> _THE REQUEST_
Return the entries verbatim and drop every picture.

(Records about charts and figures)
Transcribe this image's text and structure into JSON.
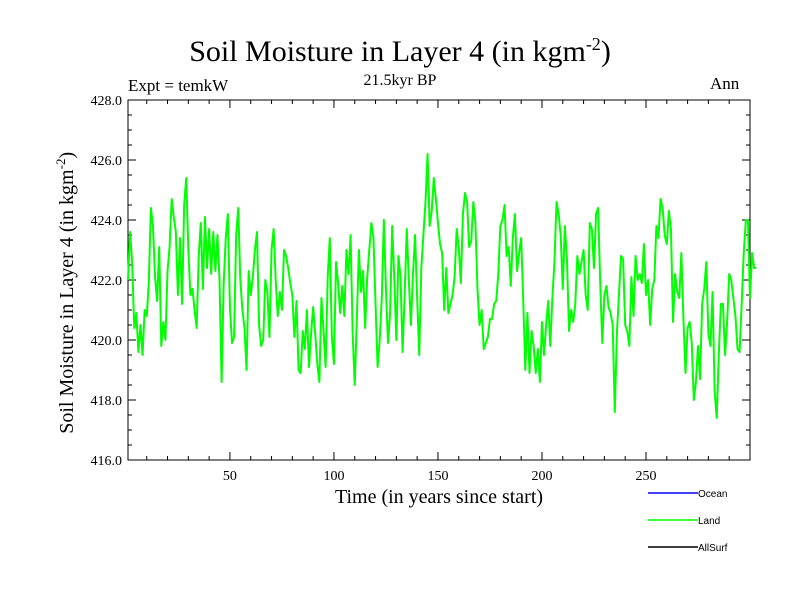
{
  "chart_data": {
    "type": "line",
    "title": "Soil Moisture in Layer 4 (in kgm",
    "title_sup": "-2",
    "title_close": ")",
    "subtitle": "21.5kyr BP",
    "top_left_label": "Expt = temkW",
    "top_right_label": "Ann",
    "xlabel": "Time (in years since start)",
    "ylabel": "Soil Moisture in Layer 4 (in kgm",
    "ylabel_sup": "-2",
    "ylabel_close": ")",
    "xlim": [
      1,
      300
    ],
    "ylim": [
      416,
      428
    ],
    "xticks": [
      50,
      100,
      150,
      200,
      250
    ],
    "yticks": [
      "416.0",
      "418.0",
      "420.0",
      "422.0",
      "424.0",
      "426.0",
      "428.0"
    ],
    "legend": [
      {
        "name": "Ocean",
        "color": "#0000ff"
      },
      {
        "name": "Land",
        "color": "#00ff00"
      },
      {
        "name": "AllSurf",
        "color": "#000000"
      }
    ],
    "series": [
      {
        "name": "Land",
        "color": "#00ff00",
        "x_start": 1,
        "values": [
          422.0,
          423.6,
          422.6,
          420.4,
          420.9,
          419.6,
          420.5,
          419.5,
          421.0,
          420.8,
          421.9,
          424.4,
          423.8,
          422.1,
          421.3,
          423.1,
          419.8,
          420.6,
          420.0,
          422.3,
          423.1,
          424.7,
          424.1,
          423.6,
          421.5,
          423.4,
          421.2,
          424.5,
          425.4,
          423.0,
          421.5,
          421.7,
          421.0,
          420.4,
          422.8,
          423.9,
          421.7,
          424.1,
          422.4,
          423.7,
          422.2,
          423.6,
          422.3,
          423.5,
          422.0,
          418.6,
          421.9,
          423.4,
          424.2,
          421.1,
          419.9,
          420.1,
          423.5,
          424.4,
          422.0,
          421.0,
          420.4,
          419.0,
          422.3,
          421.5,
          422.1,
          423.0,
          423.6,
          420.5,
          419.8,
          420.0,
          422.0,
          421.6,
          420.1,
          423.0,
          423.7,
          422.0,
          420.8,
          421.6,
          421.0,
          423.0,
          422.8,
          422.4,
          421.9,
          421.5,
          420.1,
          421.3,
          419.0,
          418.9,
          420.3,
          419.7,
          421.0,
          419.1,
          420.2,
          421.1,
          420.2,
          419.2,
          418.6,
          421.4,
          420.3,
          419.1,
          422.1,
          423.4,
          420.1,
          419.2,
          422.6,
          421.9,
          420.9,
          421.8,
          420.8,
          423.0,
          422.2,
          423.5,
          420.2,
          418.5,
          420.7,
          423.0,
          421.6,
          422.3,
          420.4,
          422.1,
          423.0,
          423.9,
          423.4,
          421.2,
          419.1,
          420.0,
          421.4,
          424.0,
          421.7,
          419.9,
          420.9,
          423.8,
          422.1,
          420.0,
          422.8,
          422.1,
          419.6,
          421.5,
          423.7,
          422.0,
          420.5,
          422.2,
          423.5,
          421.4,
          419.5,
          422.4,
          423.5,
          424.6,
          426.2,
          423.8,
          424.3,
          425.4,
          424.7,
          423.9,
          423.2,
          422.9,
          421.0,
          422.4,
          420.9,
          421.2,
          421.5,
          422.1,
          423.7,
          423.1,
          421.9,
          424.2,
          424.9,
          424.6,
          423.1,
          423.3,
          424.6,
          423.9,
          421.7,
          420.5,
          421.0,
          419.7,
          419.9,
          420.1,
          420.7,
          420.7,
          421.2,
          421.3,
          422.2,
          423.8,
          424.0,
          424.5,
          422.8,
          423.1,
          421.8,
          423.4,
          424.2,
          422.3,
          422.9,
          423.4,
          421.3,
          419.0,
          420.9,
          418.9,
          420.3,
          419.8,
          418.9,
          419.7,
          418.6,
          420.6,
          419.5,
          420.5,
          421.3,
          419.8,
          421.4,
          422.6,
          424.6,
          424.2,
          423.5,
          421.7,
          423.8,
          422.7,
          420.3,
          421.0,
          420.6,
          421.2,
          422.8,
          422.2,
          422.6,
          423.0,
          421.5,
          421.0,
          423.9,
          423.7,
          422.4,
          424.2,
          424.4,
          421.9,
          419.9,
          421.5,
          421.8,
          421.1,
          420.9,
          420.5,
          417.6,
          420.2,
          421.5,
          422.8,
          422.7,
          420.5,
          420.3,
          419.8,
          422.1,
          420.8,
          422.8,
          422.0,
          422.2,
          421.9,
          423.2,
          421.5,
          422.0,
          420.5,
          421.7,
          422.0,
          423.8,
          423.4,
          424.7,
          424.4,
          423.5,
          423.2,
          424.3,
          423.7,
          420.6,
          422.2,
          421.6,
          421.4,
          422.9,
          420.7,
          418.9,
          420.4,
          420.6,
          419.9,
          418.0,
          418.6,
          419.8,
          418.7,
          421.2,
          421.7,
          422.6,
          420.2,
          419.8,
          421.6,
          418.3,
          417.4,
          419.5,
          421.2,
          421.2,
          419.5,
          420.6,
          422.2,
          422.0,
          421.4,
          420.8,
          419.7,
          419.6,
          421.2,
          422.9,
          424.0,
          424.0,
          421.4,
          422.9,
          422.4,
          422.4
        ]
      }
    ]
  }
}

> _PROBLEM SOLUTION_
Transcribe this image's text and structure into JSON.
{
  "chart_data": {
    "type": "line",
    "title": "Soil Moisture in Layer 4 (in kgm",
    "title_sup": "-2",
    "title_close": ")",
    "subtitle": "21.5kyr BP",
    "top_left_label": "Expt = temkW",
    "top_right_label": "Ann",
    "xlabel": "Time (in years since start)",
    "ylabel": "Soil Moisture in Layer 4 (in kgm",
    "ylabel_sup": "-2",
    "ylabel_close": ")",
    "xlim": [
      1,
      300
    ],
    "ylim": [
      416,
      428
    ],
    "xticks": [
      50,
      100,
      150,
      200,
      250
    ],
    "yticks": [
      "416.0",
      "418.0",
      "420.0",
      "422.0",
      "424.0",
      "426.0",
      "428.0"
    ],
    "legend": [
      {
        "name": "Ocean",
        "color": "#0000ff"
      },
      {
        "name": "Land",
        "color": "#00ff00"
      },
      {
        "name": "AllSurf",
        "color": "#000000"
      }
    ],
    "series": [
      {
        "name": "Land",
        "color": "#00ff00",
        "x_start": 1,
        "values": [
          422.0,
          423.6,
          422.6,
          420.4,
          420.9,
          419.6,
          420.5,
          419.5,
          421.0,
          420.8,
          421.9,
          424.4,
          423.8,
          422.1,
          421.3,
          423.1,
          419.8,
          420.6,
          420.0,
          422.3,
          423.1,
          424.7,
          424.1,
          423.6,
          421.5,
          423.4,
          421.2,
          424.5,
          425.4,
          423.0,
          421.5,
          421.7,
          421.0,
          420.4,
          422.8,
          423.9,
          421.7,
          424.1,
          422.4,
          423.7,
          422.2,
          423.6,
          422.3,
          423.5,
          422.0,
          418.6,
          421.9,
          423.4,
          424.2,
          421.1,
          419.9,
          420.1,
          423.5,
          424.4,
          422.0,
          421.0,
          420.4,
          419.0,
          422.3,
          421.5,
          422.1,
          423.0,
          423.6,
          420.5,
          419.8,
          420.0,
          422.0,
          421.6,
          420.1,
          423.0,
          423.7,
          422.0,
          420.8,
          421.6,
          421.0,
          423.0,
          422.8,
          422.4,
          421.9,
          421.5,
          420.1,
          421.3,
          419.0,
          418.9,
          420.3,
          419.7,
          421.0,
          419.1,
          420.2,
          421.1,
          420.2,
          419.2,
          418.6,
          421.4,
          420.3,
          419.1,
          422.1,
          423.4,
          420.1,
          419.2,
          422.6,
          421.9,
          420.9,
          421.8,
          420.8,
          423.0,
          422.2,
          423.5,
          420.2,
          418.5,
          420.7,
          423.0,
          421.6,
          422.3,
          420.4,
          422.1,
          423.0,
          423.9,
          423.4,
          421.2,
          419.1,
          420.0,
          421.4,
          424.0,
          421.7,
          419.9,
          420.9,
          423.8,
          422.1,
          420.0,
          422.8,
          422.1,
          419.6,
          421.5,
          423.7,
          422.0,
          420.5,
          422.2,
          423.5,
          421.4,
          419.5,
          422.4,
          423.5,
          424.6,
          426.2,
          423.8,
          424.3,
          425.4,
          424.7,
          423.9,
          423.2,
          422.9,
          421.0,
          422.4,
          420.9,
          421.2,
          421.5,
          422.1,
          423.7,
          423.1,
          421.9,
          424.2,
          424.9,
          424.6,
          423.1,
          423.3,
          424.6,
          423.9,
          421.7,
          420.5,
          421.0,
          419.7,
          419.9,
          420.1,
          420.7,
          420.7,
          421.2,
          421.3,
          422.2,
          423.8,
          424.0,
          424.5,
          422.8,
          423.1,
          421.8,
          423.4,
          424.2,
          422.3,
          422.9,
          423.4,
          421.3,
          419.0,
          420.9,
          418.9,
          420.3,
          419.8,
          418.9,
          419.7,
          418.6,
          420.6,
          419.5,
          420.5,
          421.3,
          419.8,
          421.4,
          422.6,
          424.6,
          424.2,
          423.5,
          421.7,
          423.8,
          422.7,
          420.3,
          421.0,
          420.6,
          421.2,
          422.8,
          422.2,
          422.6,
          423.0,
          421.5,
          421.0,
          423.9,
          423.7,
          422.4,
          424.2,
          424.4,
          421.9,
          419.9,
          421.5,
          421.8,
          421.1,
          420.9,
          420.5,
          417.6,
          420.2,
          421.5,
          422.8,
          422.7,
          420.5,
          420.3,
          419.8,
          422.1,
          420.8,
          422.8,
          422.0,
          422.2,
          421.9,
          423.2,
          421.5,
          422.0,
          420.5,
          421.7,
          422.0,
          423.8,
          423.4,
          424.7,
          424.4,
          423.5,
          423.2,
          424.3,
          423.7,
          420.6,
          422.2,
          421.6,
          421.4,
          422.9,
          420.7,
          418.9,
          420.4,
          420.6,
          419.9,
          418.0,
          418.6,
          419.8,
          418.7,
          421.2,
          421.7,
          422.6,
          420.2,
          419.8,
          421.6,
          418.3,
          417.4,
          419.5,
          421.2,
          421.2,
          419.5,
          420.6,
          422.2,
          422.0,
          421.4,
          420.8,
          419.7,
          419.6,
          421.2,
          422.9,
          424.0,
          424.0,
          421.4,
          422.9,
          422.4,
          422.4
        ]
      }
    ]
  }
}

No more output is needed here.